** Start **

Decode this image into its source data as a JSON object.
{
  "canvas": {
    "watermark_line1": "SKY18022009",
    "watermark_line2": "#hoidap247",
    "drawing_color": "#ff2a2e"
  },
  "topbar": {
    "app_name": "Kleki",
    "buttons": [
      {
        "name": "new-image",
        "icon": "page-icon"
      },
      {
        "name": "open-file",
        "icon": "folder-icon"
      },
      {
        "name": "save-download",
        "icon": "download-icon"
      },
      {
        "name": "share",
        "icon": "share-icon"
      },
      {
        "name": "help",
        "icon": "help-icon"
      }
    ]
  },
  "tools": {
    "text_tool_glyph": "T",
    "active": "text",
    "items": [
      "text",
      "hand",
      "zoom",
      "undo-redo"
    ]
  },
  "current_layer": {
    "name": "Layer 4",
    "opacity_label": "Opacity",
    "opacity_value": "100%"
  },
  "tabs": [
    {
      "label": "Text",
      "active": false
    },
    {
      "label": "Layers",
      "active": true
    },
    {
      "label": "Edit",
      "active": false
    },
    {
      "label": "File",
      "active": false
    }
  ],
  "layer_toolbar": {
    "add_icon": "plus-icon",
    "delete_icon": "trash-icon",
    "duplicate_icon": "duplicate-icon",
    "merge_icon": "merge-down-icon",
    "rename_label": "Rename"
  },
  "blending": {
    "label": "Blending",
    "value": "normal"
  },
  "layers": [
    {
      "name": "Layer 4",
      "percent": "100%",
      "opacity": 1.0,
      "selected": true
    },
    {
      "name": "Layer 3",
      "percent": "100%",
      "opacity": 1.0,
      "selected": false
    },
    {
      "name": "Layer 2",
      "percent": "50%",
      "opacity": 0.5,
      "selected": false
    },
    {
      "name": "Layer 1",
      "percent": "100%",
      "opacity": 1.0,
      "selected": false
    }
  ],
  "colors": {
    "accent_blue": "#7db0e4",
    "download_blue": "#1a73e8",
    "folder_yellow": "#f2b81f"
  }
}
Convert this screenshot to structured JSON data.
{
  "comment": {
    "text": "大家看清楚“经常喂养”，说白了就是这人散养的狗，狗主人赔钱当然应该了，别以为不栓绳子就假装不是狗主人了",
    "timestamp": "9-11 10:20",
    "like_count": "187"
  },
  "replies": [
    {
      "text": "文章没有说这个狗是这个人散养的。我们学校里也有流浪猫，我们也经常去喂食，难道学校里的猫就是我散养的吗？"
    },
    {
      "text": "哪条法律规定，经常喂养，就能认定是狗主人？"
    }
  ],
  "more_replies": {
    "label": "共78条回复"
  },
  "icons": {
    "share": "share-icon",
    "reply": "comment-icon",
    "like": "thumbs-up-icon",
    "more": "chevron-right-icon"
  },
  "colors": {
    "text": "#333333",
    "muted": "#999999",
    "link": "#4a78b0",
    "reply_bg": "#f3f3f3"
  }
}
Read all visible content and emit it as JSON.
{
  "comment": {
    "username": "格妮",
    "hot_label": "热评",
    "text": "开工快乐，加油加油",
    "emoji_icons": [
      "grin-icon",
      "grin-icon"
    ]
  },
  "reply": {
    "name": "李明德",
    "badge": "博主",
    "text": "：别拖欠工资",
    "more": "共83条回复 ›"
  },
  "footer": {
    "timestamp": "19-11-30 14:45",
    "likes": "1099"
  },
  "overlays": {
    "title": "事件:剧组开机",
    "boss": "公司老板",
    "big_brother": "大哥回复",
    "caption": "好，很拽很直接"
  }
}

** End **

Exercise description: Look through the data and show every line containing "timestamp".

Exercise solution:
    "timestamp": "9-11 10:20",
    "timestamp": "19-11-30 14:45",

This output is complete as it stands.